Task statement
Transcribe the material in full, exactly as written.

= = =

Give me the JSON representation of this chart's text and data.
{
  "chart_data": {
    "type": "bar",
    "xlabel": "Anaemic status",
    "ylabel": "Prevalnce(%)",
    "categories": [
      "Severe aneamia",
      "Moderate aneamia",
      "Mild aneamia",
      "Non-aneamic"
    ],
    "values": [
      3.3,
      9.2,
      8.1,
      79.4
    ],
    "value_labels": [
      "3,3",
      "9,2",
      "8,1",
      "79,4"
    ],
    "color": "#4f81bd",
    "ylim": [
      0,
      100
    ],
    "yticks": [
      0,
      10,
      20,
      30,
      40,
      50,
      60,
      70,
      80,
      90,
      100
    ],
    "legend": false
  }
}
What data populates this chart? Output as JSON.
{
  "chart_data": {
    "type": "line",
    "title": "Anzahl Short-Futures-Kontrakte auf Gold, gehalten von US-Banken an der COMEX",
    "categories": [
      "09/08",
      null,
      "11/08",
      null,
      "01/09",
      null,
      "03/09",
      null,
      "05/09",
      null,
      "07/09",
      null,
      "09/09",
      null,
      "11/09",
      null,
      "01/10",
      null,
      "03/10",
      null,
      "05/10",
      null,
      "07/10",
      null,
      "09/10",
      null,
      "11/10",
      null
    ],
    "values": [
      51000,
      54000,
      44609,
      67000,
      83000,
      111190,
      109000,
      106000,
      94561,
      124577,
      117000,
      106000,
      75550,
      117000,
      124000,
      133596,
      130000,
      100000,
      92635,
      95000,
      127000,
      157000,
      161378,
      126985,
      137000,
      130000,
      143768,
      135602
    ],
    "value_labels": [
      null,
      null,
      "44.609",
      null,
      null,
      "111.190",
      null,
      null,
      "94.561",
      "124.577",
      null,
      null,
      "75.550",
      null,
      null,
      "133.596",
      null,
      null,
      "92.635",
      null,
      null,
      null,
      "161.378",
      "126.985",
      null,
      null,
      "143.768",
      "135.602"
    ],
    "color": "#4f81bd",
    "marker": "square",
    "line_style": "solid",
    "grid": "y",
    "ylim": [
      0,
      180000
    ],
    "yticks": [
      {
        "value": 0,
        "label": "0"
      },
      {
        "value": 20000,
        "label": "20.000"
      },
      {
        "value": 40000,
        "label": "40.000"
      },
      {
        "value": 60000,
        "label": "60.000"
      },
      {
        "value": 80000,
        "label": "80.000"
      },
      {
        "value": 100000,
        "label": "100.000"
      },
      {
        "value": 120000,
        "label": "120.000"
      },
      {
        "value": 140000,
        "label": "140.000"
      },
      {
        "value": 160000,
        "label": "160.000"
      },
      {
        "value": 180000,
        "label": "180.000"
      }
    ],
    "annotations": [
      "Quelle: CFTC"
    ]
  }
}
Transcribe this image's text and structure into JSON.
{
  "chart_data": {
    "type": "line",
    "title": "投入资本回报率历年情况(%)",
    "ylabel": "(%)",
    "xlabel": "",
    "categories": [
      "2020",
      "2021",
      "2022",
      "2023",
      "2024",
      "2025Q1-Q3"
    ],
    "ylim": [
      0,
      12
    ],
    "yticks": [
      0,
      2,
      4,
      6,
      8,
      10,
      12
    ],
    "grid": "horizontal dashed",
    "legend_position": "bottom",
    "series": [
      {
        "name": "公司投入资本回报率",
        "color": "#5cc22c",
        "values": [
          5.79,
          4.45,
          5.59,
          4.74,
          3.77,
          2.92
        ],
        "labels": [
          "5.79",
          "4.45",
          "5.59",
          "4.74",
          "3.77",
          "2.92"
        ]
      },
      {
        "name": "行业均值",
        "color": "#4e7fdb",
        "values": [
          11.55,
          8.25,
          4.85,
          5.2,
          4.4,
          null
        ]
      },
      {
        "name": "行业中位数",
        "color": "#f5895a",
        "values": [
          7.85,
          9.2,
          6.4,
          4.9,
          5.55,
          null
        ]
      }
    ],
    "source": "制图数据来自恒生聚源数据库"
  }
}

= = =

Result for this task
Give me the JSON representation of this chart's text and data.
{
  "chart_data": {
    "type": "bar",
    "xlabel": "Anaemic status",
    "ylabel": "Prevalnce(%)",
    "categories": [
      "Severe aneamia",
      "Moderate aneamia",
      "Mild aneamia",
      "Non-aneamic"
    ],
    "values": [
      3.3,
      9.2,
      8.1,
      79.4
    ],
    "value_labels": [
      "3,3",
      "9,2",
      "8,1",
      "79,4"
    ],
    "color": "#4f81bd",
    "ylim": [
      0,
      100
    ],
    "yticks": [
      0,
      10,
      20,
      30,
      40,
      50,
      60,
      70,
      80,
      90,
      100
    ],
    "legend": false
  }
}
What data populates this chart? Output as JSON.
{
  "chart_data": {
    "type": "line",
    "title": "Anzahl Short-Futures-Kontrakte auf Gold, gehalten von US-Banken an der COMEX",
    "categories": [
      "09/08",
      null,
      "11/08",
      null,
      "01/09",
      null,
      "03/09",
      null,
      "05/09",
      null,
      "07/09",
      null,
      "09/09",
      null,
      "11/09",
      null,
      "01/10",
      null,
      "03/10",
      null,
      "05/10",
      null,
      "07/10",
      null,
      "09/10",
      null,
      "11/10",
      null
    ],
    "values": [
      51000,
      54000,
      44609,
      67000,
      83000,
      111190,
      109000,
      106000,
      94561,
      124577,
      117000,
      106000,
      75550,
      117000,
      124000,
      133596,
      130000,
      100000,
      92635,
      95000,
      127000,
      157000,
      161378,
      126985,
      137000,
      130000,
      143768,
      135602
    ],
    "value_labels": [
      null,
      null,
      "44.609",
      null,
      null,
      "111.190",
      null,
      null,
      "94.561",
      "124.577",
      null,
      null,
      "75.550",
      null,
      null,
      "133.596",
      null,
      null,
      "92.635",
      null,
      null,
      null,
      "161.378",
      "126.985",
      null,
      null,
      "143.768",
      "135.602"
    ],
    "color": "#4f81bd",
    "marker": "square",
    "line_style": "solid",
    "grid": "y",
    "ylim": [
      0,
      180000
    ],
    "yticks": [
      {
        "value": 0,
        "label": "0"
      },
      {
        "value": 20000,
        "label": "20.000"
      },
      {
        "value": 40000,
        "label": "40.000"
      },
      {
        "value": 60000,
        "label": "60.000"
      },
      {
        "value": 80000,
        "label": "80.000"
      },
      {
        "value": 100000,
        "label": "100.000"
      },
      {
        "value": 120000,
        "label": "120.000"
      },
      {
        "value": 140000,
        "label": "140.000"
      },
      {
        "value": 160000,
        "label": "160.000"
      },
      {
        "value": 180000,
        "label": "180.000"
      }
    ],
    "annotations": [
      "Quelle: CFTC"
    ]
  }
}
Transcribe this image's text and structure into JSON.
{
  "chart_data": {
    "type": "line",
    "title": "投入资本回报率历年情况(%)",
    "ylabel": "(%)",
    "xlabel": "",
    "categories": [
      "2020",
      "2021",
      "2022",
      "2023",
      "2024",
      "2025Q1-Q3"
    ],
    "ylim": [
      0,
      12
    ],
    "yticks": [
      0,
      2,
      4,
      6,
      8,
      10,
      12
    ],
    "grid": "horizontal dashed",
    "legend_position": "bottom",
    "series": [
      {
        "name": "公司投入资本回报率",
        "color": "#5cc22c",
        "values": [
          5.79,
          4.45,
          5.59,
          4.74,
          3.77,
          2.92
        ],
        "labels": [
          "5.79",
          "4.45",
          "5.59",
          "4.74",
          "3.77",
          "2.92"
        ]
      },
      {
        "name": "行业均值",
        "color": "#4e7fdb",
        "values": [
          11.55,
          8.25,
          4.85,
          5.2,
          4.4,
          null
        ]
      },
      {
        "name": "行业中位数",
        "color": "#f5895a",
        "values": [
          7.85,
          9.2,
          6.4,
          4.9,
          5.55,
          null
        ]
      }
    ],
    "source": "制图数据来自恒生聚源数据库"
  }
}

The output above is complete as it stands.